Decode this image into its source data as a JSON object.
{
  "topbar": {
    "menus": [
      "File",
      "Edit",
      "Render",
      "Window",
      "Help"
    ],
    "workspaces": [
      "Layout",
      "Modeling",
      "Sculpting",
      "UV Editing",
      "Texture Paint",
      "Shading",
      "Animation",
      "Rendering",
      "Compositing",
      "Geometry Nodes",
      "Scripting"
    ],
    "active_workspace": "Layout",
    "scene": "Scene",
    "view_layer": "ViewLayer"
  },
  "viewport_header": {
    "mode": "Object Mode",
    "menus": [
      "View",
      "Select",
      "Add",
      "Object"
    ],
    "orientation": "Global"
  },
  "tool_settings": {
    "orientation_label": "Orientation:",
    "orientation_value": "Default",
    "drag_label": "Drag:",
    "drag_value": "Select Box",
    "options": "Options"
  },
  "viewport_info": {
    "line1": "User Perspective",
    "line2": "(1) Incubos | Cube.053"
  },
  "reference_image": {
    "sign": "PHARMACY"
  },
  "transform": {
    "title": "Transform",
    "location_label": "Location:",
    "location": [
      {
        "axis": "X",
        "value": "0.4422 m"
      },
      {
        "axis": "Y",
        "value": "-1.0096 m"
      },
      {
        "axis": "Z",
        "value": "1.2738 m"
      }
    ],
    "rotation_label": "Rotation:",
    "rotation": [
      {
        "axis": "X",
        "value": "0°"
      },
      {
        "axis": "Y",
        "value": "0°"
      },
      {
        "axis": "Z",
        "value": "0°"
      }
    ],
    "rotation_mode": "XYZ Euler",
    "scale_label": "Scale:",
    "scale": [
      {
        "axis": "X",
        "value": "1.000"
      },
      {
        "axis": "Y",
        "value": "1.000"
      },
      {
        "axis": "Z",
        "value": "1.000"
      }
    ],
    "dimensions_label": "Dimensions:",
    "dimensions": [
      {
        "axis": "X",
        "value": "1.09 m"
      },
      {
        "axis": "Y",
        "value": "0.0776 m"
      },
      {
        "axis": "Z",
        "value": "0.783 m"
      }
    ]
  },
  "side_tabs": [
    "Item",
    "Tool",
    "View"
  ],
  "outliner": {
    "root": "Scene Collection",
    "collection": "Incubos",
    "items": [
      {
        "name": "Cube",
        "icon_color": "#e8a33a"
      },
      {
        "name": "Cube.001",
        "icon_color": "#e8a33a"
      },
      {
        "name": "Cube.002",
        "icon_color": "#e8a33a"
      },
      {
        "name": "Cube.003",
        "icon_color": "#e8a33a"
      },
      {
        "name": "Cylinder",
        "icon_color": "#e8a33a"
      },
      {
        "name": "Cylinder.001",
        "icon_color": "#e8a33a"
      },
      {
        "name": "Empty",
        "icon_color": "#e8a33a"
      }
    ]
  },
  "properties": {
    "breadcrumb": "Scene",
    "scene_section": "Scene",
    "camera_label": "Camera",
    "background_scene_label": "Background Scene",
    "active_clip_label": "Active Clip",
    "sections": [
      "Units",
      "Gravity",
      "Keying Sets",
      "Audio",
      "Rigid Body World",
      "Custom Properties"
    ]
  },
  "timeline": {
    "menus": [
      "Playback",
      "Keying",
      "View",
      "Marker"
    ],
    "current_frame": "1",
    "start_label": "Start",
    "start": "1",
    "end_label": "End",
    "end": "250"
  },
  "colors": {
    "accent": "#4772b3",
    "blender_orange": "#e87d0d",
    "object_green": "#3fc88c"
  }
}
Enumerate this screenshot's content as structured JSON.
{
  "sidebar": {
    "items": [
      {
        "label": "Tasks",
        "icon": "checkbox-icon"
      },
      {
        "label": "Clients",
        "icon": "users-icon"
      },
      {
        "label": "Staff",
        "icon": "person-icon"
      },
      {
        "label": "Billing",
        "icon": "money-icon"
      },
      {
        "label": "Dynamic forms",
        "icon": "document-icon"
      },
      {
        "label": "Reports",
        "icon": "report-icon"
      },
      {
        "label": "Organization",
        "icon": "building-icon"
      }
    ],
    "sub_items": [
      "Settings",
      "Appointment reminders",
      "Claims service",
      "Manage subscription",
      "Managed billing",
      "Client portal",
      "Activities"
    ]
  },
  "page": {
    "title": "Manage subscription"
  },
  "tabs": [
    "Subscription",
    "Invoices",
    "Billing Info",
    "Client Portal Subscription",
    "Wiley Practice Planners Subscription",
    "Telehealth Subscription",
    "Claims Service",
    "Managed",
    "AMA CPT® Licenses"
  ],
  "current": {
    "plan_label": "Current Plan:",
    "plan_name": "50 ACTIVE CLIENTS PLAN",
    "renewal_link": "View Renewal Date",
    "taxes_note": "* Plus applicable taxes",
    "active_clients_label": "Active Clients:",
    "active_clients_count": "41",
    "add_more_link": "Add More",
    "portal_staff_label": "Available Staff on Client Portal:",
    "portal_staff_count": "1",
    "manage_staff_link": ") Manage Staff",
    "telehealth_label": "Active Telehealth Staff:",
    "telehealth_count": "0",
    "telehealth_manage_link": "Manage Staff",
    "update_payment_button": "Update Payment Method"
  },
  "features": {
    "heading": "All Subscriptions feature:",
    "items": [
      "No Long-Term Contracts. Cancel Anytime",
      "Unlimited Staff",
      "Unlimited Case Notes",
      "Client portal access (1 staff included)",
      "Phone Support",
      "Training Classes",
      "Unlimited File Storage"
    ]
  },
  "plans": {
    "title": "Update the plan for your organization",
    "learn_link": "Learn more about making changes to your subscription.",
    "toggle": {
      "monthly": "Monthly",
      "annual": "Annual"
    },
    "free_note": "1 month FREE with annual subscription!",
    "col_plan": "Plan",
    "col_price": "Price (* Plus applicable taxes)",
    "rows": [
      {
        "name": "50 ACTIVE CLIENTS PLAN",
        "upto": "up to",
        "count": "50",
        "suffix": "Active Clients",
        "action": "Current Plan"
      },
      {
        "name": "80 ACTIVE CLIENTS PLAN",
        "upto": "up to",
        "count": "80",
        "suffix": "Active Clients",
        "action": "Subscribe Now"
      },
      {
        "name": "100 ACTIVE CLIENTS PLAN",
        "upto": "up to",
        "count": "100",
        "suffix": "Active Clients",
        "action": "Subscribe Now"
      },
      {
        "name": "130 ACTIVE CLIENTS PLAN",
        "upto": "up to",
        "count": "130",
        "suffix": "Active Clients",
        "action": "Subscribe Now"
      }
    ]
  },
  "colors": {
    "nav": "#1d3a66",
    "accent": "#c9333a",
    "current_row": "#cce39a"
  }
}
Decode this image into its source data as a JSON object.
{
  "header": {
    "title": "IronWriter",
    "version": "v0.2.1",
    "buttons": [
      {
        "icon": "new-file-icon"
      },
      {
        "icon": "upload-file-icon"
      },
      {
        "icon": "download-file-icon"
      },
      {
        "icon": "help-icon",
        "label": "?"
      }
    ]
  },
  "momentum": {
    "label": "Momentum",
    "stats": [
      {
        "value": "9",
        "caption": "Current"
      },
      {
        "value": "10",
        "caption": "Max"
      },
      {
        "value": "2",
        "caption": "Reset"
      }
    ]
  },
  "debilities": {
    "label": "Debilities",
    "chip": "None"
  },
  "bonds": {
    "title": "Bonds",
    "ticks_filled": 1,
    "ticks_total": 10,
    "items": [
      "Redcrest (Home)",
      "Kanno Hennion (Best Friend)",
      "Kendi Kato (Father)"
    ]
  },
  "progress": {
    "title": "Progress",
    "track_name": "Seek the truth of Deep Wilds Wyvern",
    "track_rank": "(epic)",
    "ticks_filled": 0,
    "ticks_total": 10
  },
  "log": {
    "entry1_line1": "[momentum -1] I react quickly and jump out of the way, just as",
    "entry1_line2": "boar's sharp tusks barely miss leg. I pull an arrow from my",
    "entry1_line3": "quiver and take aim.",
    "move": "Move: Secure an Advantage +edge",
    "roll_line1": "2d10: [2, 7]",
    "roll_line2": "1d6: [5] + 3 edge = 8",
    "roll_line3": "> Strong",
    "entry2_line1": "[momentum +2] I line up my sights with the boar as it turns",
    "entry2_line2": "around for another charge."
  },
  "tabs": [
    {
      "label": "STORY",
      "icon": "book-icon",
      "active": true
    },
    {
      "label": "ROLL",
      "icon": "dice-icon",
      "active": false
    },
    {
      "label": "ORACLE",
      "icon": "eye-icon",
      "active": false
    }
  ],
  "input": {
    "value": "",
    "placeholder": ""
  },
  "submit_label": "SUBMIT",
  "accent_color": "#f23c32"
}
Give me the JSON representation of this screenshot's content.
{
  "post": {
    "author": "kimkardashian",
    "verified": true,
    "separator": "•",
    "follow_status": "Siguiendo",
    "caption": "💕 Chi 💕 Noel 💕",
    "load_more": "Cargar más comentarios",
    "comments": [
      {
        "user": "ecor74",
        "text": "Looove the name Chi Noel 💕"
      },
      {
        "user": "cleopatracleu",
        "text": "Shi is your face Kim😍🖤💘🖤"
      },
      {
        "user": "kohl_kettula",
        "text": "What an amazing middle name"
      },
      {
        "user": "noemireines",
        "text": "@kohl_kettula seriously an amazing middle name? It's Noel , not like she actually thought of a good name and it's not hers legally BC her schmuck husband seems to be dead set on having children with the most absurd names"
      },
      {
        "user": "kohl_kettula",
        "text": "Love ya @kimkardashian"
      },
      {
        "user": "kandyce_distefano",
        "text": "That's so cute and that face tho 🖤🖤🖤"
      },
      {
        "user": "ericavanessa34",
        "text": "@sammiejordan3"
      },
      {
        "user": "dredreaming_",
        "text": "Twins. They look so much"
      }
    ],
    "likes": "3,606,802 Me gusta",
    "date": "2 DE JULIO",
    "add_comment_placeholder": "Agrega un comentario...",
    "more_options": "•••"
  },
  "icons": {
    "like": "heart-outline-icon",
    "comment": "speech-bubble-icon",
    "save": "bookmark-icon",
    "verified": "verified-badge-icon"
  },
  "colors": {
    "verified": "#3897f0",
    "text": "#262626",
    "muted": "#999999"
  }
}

------

## What this task involves
Count how many lines of the listing above include "Cube" and report that number alone.

## Task solution
5